━━━━━ Dataset records
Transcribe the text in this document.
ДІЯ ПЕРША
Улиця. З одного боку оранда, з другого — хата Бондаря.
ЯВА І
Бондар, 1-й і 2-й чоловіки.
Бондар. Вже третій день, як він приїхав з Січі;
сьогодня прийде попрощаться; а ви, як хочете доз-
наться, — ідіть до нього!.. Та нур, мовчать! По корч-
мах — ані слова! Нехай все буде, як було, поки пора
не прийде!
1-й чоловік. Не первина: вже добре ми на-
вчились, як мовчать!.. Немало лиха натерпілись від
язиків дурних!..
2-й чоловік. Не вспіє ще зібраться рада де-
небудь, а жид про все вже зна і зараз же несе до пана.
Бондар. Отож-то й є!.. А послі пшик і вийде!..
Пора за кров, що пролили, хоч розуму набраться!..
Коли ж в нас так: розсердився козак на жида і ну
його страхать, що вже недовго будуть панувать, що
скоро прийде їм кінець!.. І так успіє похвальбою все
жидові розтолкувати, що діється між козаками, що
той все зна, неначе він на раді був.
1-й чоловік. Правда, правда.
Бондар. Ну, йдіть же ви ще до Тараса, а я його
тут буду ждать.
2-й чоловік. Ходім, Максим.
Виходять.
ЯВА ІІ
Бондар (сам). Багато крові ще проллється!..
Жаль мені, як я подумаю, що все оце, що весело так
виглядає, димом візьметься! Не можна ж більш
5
━━━━━━━━━━
**Task details**
Show the lines that mention the word "його".

**Result for this task**
його страхать, що вже недовго будуть панувать, що
Бондар. Ну, йдіть же ви ще до Тараса, а я його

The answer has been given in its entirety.